Identify the lines holding "Budgeting" and copy them.

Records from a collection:
----
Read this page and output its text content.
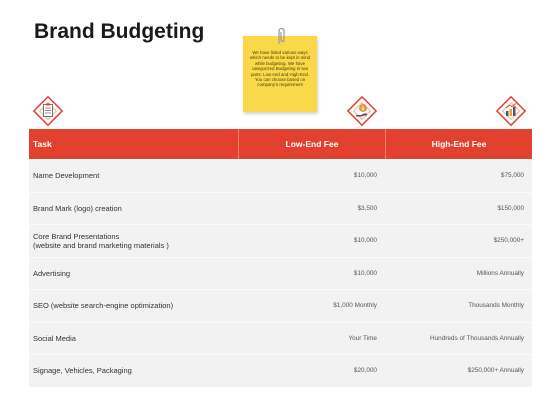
Brand Budgeting
We have listed various ways which needs to be kept in mind while budgeting. We have categorized Budgeting in two parts: Low end and High-End. You can choose based on company's requirement
$
Task	Low-End Fee	High-End Fee
Name Development	$10,000	$75,000
Brand Mark (logo) creation	$3,500	$150,000
Core Brand Presentations
(website and brand marketing materials )	$10,000	$250,000+
Advertising	$10,000	Millions Annually
SEO (website search-engine optimization)	$1,000 Monthly	Thousands Monthly
Social Media	Your Time	Hundreds of Thousands Annually
Signage, Vehicles, Packaging	$20,000	$250,000+ Annually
----
Full response:
Brand Budgeting
We have listed various ways which needs to be kept in mind while budgeting. We have categorized Budgeting in two parts: Low end and High-End. You can choose based on company's requirement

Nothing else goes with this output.